■ **Written task**:
Count the lines below that contain the word "Chiral", and reply with only that number.

■ **Extracted information**:
"""
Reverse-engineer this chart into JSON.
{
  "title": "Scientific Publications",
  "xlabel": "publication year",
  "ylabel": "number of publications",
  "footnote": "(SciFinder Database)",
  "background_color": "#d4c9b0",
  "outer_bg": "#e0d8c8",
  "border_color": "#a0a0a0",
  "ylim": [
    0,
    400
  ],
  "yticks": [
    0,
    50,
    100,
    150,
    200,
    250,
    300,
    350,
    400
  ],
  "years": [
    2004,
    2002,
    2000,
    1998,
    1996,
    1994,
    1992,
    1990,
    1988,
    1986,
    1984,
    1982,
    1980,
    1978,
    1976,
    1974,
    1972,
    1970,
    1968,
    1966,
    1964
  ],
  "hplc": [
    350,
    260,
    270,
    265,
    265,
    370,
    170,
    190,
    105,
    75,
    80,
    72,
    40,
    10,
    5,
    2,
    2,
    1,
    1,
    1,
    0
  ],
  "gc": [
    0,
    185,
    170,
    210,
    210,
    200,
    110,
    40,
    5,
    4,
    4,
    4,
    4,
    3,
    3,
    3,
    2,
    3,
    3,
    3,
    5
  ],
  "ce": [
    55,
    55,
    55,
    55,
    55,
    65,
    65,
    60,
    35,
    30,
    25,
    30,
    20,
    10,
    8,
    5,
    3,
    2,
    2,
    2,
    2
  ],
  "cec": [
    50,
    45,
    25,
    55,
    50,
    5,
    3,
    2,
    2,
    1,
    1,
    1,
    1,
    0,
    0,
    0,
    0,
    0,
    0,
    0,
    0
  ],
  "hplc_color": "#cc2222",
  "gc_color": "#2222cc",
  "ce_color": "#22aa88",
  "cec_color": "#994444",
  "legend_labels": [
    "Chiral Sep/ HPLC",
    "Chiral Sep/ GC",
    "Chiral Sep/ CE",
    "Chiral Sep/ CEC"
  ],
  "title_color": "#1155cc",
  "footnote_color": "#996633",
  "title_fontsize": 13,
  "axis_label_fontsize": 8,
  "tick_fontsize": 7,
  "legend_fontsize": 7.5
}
"""
■ **Answer**:
4